(Excerpts from a figure dataset)
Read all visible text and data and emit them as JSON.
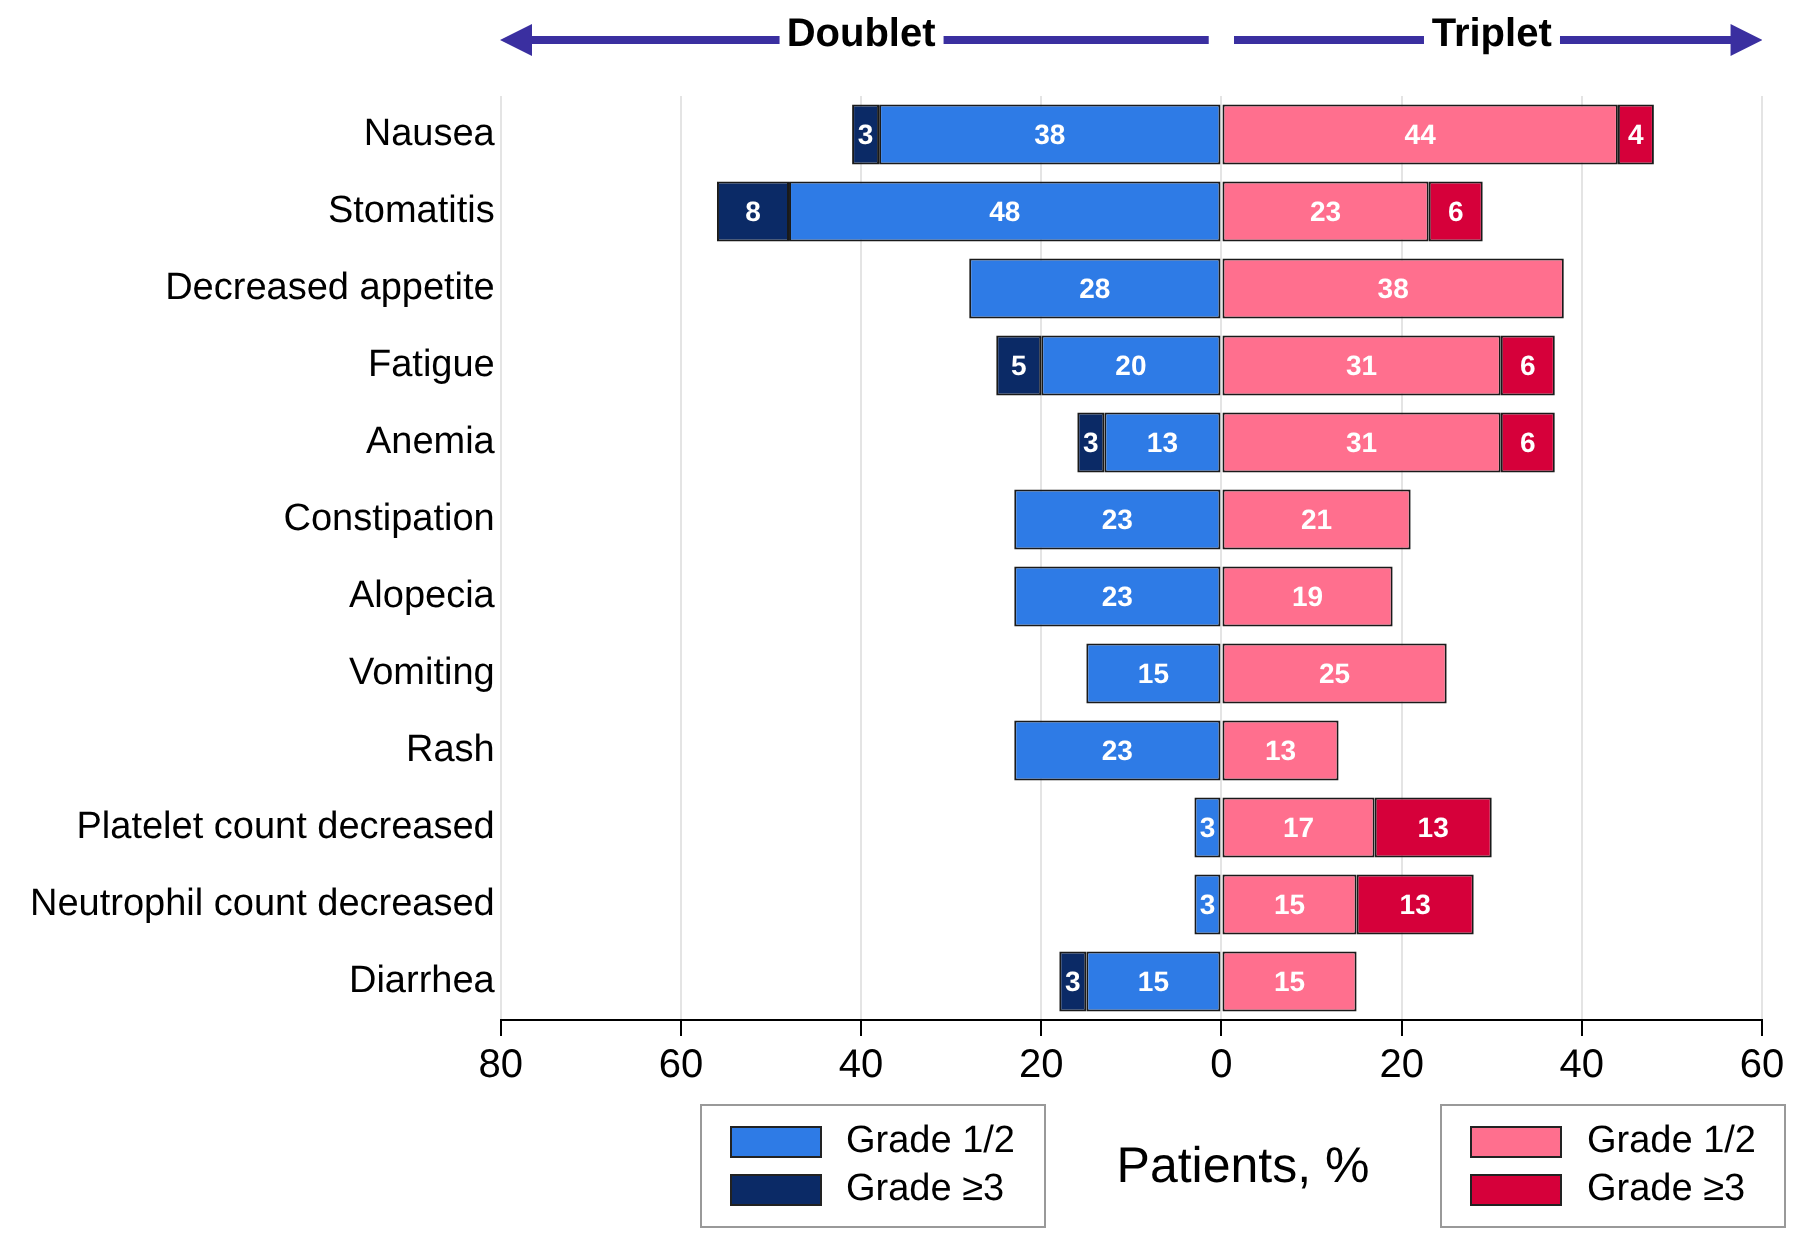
{
  "chart_data": {
    "type": "bar",
    "orientation": "horizontal",
    "categories": [
      "Nausea",
      "Stomatitis",
      "Decreased appetite",
      "Fatigue",
      "Anemia",
      "Constipation",
      "Alopecia",
      "Vomiting",
      "Rash",
      "Platelet count decreased",
      "Neutrophil count decreased",
      "Diarrhea"
    ],
    "series": [
      {
        "name": "Grade 1/2",
        "color": "#2e7be6",
        "values": [
          38,
          48,
          28,
          20,
          13,
          23,
          23,
          15,
          23,
          3,
          3,
          15
        ],
        "base": [
          -38,
          -48,
          -28,
          -20,
          -13,
          -23,
          -23,
          -15,
          -23,
          -3,
          -3,
          -15
        ]
      },
      {
        "name": "Grade ≥3",
        "color": "#0b2a66",
        "values": [
          3,
          8,
          null,
          5,
          3,
          null,
          null,
          null,
          null,
          null,
          null,
          3
        ],
        "base": [
          -41,
          -56,
          null,
          -25,
          -16,
          null,
          null,
          null,
          null,
          null,
          null,
          -18
        ]
      },
      {
        "name": "Grade 1/2",
        "color": "#ff6f8e",
        "values": [
          44,
          23,
          38,
          31,
          31,
          21,
          19,
          25,
          13,
          17,
          15,
          15
        ],
        "base": [
          0,
          0,
          0,
          0,
          0,
          0,
          0,
          0,
          0,
          0,
          0,
          0
        ]
      },
      {
        "name": "Grade ≥3",
        "color": "#d6003a",
        "values": [
          4,
          6,
          null,
          6,
          6,
          null,
          null,
          null,
          null,
          13,
          13,
          null
        ],
        "base": [
          44,
          23,
          null,
          31,
          31,
          null,
          null,
          null,
          null,
          17,
          15,
          null
        ]
      }
    ],
    "xlim": [
      -80,
      60
    ],
    "xticks": [
      {
        "value": -80,
        "label": "80"
      },
      {
        "value": -60,
        "label": "60"
      },
      {
        "value": -40,
        "label": "40"
      },
      {
        "value": -20,
        "label": "20"
      },
      0,
      20,
      40,
      60
    ],
    "xlabel": "Patients, %",
    "annotations": [
      "Doublet",
      "Triplet"
    ],
    "data_labels": true,
    "grid": "x",
    "legend": "bottom"
  }
}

## Your goal
Make an exact copy of every entry above, but keep the pictures out of it.

## Answer section
Read all visible text and data and emit them as JSON.
{
  "chart_data": {
    "type": "bar",
    "orientation": "horizontal",
    "categories": [
      "Nausea",
      "Stomatitis",
      "Decreased appetite",
      "Fatigue",
      "Anemia",
      "Constipation",
      "Alopecia",
      "Vomiting",
      "Rash",
      "Platelet count decreased",
      "Neutrophil count decreased",
      "Diarrhea"
    ],
    "series": [
      {
        "name": "Grade 1/2",
        "color": "#2e7be6",
        "values": [
          38,
          48,
          28,
          20,
          13,
          23,
          23,
          15,
          23,
          3,
          3,
          15
        ],
        "base": [
          -38,
          -48,
          -28,
          -20,
          -13,
          -23,
          -23,
          -15,
          -23,
          -3,
          -3,
          -15
        ]
      },
      {
        "name": "Grade ≥3",
        "color": "#0b2a66",
        "values": [
          3,
          8,
          null,
          5,
          3,
          null,
          null,
          null,
          null,
          null,
          null,
          3
        ],
        "base": [
          -41,
          -56,
          null,
          -25,
          -16,
          null,
          null,
          null,
          null,
          null,
          null,
          -18
        ]
      },
      {
        "name": "Grade 1/2",
        "color": "#ff6f8e",
        "values": [
          44,
          23,
          38,
          31,
          31,
          21,
          19,
          25,
          13,
          17,
          15,
          15
        ],
        "base": [
          0,
          0,
          0,
          0,
          0,
          0,
          0,
          0,
          0,
          0,
          0,
          0
        ]
      },
      {
        "name": "Grade ≥3",
        "color": "#d6003a",
        "values": [
          4,
          6,
          null,
          6,
          6,
          null,
          null,
          null,
          null,
          13,
          13,
          null
        ],
        "base": [
          44,
          23,
          null,
          31,
          31,
          null,
          null,
          null,
          null,
          17,
          15,
          null
        ]
      }
    ],
    "xlim": [
      -80,
      60
    ],
    "xticks": [
      {
        "value": -80,
        "label": "80"
      },
      {
        "value": -60,
        "label": "60"
      },
      {
        "value": -40,
        "label": "40"
      },
      {
        "value": -20,
        "label": "20"
      },
      0,
      20,
      40,
      60
    ],
    "xlabel": "Patients, %",
    "annotations": [
      "Doublet",
      "Triplet"
    ],
    "data_labels": true,
    "grid": "x",
    "legend": "bottom"
  }
}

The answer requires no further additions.